◆ **Task requirements**: Gather all lines with "oinkcode" from the records.

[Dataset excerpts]
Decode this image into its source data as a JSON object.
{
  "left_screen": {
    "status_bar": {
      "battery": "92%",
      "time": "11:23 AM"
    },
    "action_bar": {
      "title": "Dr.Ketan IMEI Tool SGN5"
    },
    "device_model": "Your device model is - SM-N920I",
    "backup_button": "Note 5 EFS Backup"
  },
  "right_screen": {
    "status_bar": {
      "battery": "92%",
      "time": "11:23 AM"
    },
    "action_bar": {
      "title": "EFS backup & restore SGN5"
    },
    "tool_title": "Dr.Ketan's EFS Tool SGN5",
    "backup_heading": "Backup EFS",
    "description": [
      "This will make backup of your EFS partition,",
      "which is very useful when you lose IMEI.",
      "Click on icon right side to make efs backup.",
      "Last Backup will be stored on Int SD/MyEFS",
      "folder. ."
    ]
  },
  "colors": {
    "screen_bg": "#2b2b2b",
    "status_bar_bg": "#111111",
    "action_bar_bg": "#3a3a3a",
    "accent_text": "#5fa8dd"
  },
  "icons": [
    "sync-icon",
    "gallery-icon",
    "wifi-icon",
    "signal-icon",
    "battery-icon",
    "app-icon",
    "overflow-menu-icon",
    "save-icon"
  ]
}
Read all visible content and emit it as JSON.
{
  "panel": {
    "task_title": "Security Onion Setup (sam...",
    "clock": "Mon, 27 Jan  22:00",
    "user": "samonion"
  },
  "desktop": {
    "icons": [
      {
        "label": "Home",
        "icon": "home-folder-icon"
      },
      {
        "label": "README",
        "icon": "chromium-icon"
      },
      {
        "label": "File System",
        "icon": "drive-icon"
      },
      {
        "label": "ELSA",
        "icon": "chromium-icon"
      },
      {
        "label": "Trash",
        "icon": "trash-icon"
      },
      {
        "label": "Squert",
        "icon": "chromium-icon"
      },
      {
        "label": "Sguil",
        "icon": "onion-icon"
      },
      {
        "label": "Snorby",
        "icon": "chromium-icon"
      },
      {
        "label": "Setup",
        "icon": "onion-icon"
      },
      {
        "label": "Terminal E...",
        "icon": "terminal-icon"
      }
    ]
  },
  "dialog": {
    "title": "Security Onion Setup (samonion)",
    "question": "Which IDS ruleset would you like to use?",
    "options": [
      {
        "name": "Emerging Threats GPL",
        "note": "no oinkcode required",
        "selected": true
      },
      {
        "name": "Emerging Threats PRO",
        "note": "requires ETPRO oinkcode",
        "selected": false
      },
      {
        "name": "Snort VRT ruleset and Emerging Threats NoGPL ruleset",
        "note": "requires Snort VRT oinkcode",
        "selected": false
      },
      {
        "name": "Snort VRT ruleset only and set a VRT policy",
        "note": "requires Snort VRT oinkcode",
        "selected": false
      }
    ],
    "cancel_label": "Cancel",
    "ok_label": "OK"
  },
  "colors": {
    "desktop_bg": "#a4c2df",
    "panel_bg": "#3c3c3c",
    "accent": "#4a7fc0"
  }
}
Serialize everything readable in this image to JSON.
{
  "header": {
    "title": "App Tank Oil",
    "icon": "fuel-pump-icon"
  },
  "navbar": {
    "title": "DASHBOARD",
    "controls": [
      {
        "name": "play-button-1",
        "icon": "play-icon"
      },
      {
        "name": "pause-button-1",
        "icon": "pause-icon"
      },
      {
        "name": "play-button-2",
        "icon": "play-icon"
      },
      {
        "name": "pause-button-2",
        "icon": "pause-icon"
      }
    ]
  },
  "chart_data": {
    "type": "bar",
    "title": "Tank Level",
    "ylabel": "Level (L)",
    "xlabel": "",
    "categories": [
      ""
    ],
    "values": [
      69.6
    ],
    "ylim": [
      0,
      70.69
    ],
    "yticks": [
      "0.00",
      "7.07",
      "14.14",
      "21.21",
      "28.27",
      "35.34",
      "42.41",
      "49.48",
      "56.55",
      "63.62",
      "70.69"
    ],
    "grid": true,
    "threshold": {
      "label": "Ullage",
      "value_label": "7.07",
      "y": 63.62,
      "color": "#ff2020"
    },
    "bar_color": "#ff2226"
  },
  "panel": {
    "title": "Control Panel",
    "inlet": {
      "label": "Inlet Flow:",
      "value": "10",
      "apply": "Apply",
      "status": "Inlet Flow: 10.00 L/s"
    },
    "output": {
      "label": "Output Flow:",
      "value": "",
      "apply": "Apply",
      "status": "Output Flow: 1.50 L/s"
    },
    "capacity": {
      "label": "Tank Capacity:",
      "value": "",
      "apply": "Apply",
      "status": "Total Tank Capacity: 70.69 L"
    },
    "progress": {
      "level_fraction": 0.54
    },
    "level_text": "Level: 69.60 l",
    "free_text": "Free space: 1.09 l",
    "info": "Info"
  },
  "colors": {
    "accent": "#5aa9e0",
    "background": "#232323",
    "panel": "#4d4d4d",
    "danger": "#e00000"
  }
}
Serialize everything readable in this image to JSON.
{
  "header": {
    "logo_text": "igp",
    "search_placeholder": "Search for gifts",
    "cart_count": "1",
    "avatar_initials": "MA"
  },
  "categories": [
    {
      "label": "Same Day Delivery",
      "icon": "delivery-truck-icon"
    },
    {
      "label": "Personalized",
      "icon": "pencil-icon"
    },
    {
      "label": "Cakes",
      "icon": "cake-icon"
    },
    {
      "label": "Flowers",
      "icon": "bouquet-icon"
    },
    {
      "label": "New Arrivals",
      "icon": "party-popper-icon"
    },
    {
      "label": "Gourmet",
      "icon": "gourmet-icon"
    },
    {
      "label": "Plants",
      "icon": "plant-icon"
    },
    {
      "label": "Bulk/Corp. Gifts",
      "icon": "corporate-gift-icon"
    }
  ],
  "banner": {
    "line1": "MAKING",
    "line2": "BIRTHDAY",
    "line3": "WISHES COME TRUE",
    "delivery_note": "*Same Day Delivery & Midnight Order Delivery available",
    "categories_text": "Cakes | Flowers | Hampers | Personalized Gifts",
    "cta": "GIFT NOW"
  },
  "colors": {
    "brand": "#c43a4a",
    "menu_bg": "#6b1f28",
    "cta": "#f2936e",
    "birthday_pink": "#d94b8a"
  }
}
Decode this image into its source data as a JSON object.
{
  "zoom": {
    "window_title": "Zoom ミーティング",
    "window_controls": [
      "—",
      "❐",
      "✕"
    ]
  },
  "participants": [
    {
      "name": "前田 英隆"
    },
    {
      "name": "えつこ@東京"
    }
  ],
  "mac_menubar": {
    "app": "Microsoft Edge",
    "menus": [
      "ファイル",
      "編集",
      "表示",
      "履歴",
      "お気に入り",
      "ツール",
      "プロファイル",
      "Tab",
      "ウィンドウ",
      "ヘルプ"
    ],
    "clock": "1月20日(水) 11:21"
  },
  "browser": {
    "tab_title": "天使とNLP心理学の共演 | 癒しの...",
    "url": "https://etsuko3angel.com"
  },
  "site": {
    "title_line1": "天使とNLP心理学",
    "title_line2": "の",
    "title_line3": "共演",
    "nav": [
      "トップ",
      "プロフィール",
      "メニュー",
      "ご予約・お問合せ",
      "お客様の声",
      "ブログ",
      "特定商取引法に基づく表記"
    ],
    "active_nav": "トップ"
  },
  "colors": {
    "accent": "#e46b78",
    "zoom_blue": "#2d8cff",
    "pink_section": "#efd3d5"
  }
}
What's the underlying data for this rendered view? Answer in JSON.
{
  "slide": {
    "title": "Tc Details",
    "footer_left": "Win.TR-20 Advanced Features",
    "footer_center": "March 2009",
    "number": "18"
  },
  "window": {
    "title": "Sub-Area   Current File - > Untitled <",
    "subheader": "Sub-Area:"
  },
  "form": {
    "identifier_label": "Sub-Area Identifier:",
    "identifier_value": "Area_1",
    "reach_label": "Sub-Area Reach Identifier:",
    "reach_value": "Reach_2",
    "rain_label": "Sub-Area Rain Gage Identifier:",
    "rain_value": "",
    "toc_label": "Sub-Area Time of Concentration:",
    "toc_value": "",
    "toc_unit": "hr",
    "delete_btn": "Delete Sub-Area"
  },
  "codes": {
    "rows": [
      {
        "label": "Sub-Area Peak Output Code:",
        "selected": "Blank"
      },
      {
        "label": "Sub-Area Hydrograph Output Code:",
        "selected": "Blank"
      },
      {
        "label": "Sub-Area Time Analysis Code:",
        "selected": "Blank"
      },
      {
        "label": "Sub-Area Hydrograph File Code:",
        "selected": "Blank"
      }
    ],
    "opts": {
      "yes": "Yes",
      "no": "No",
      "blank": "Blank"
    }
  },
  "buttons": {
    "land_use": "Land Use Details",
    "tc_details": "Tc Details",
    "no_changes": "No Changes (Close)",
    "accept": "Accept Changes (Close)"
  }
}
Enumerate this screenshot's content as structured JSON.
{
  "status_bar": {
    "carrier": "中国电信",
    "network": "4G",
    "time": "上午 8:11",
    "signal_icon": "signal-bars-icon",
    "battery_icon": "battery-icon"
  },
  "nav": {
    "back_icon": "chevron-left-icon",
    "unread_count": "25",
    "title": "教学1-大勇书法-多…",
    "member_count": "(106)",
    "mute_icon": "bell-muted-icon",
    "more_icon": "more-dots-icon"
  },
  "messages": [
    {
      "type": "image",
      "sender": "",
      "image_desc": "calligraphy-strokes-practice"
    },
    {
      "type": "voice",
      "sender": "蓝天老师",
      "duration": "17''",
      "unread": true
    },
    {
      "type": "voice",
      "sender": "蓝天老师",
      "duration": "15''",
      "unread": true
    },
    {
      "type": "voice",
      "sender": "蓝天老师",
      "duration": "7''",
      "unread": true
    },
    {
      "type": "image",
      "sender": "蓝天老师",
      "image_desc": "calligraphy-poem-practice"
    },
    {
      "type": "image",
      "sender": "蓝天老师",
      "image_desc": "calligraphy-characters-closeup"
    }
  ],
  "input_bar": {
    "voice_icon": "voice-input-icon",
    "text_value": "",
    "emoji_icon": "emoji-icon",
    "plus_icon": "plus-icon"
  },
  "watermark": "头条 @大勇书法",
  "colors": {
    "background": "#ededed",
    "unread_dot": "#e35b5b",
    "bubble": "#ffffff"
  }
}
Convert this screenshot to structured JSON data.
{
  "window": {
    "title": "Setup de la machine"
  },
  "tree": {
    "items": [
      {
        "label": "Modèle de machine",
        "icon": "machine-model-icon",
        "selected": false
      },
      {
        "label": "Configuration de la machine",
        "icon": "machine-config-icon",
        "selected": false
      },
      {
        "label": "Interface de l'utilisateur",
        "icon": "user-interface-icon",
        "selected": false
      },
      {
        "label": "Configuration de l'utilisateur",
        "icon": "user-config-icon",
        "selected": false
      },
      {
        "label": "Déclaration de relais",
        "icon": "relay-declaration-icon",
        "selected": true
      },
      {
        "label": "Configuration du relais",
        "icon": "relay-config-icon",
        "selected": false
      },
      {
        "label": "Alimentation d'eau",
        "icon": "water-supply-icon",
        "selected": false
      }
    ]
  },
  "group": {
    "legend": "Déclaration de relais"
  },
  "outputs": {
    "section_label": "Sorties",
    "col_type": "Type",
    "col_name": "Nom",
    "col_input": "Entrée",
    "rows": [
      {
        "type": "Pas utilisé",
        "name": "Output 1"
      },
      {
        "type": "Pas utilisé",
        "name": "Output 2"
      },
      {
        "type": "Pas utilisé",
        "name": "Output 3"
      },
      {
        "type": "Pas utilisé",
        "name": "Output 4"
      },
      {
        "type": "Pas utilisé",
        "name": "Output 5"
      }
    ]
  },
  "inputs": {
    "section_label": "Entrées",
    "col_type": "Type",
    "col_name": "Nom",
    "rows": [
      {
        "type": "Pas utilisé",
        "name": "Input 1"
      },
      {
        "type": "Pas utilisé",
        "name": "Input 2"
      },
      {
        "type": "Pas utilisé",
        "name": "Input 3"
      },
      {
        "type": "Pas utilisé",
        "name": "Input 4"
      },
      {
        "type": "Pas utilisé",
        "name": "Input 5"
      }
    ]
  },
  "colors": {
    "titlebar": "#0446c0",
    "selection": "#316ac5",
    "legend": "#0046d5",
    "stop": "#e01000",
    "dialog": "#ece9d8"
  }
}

◆ **Task result**:
        "note": "no oinkcode required",
        "note": "requires ETPRO oinkcode",
        "note": "requires Snort VRT oinkcode",
        "note": "requires Snort VRT oinkcode",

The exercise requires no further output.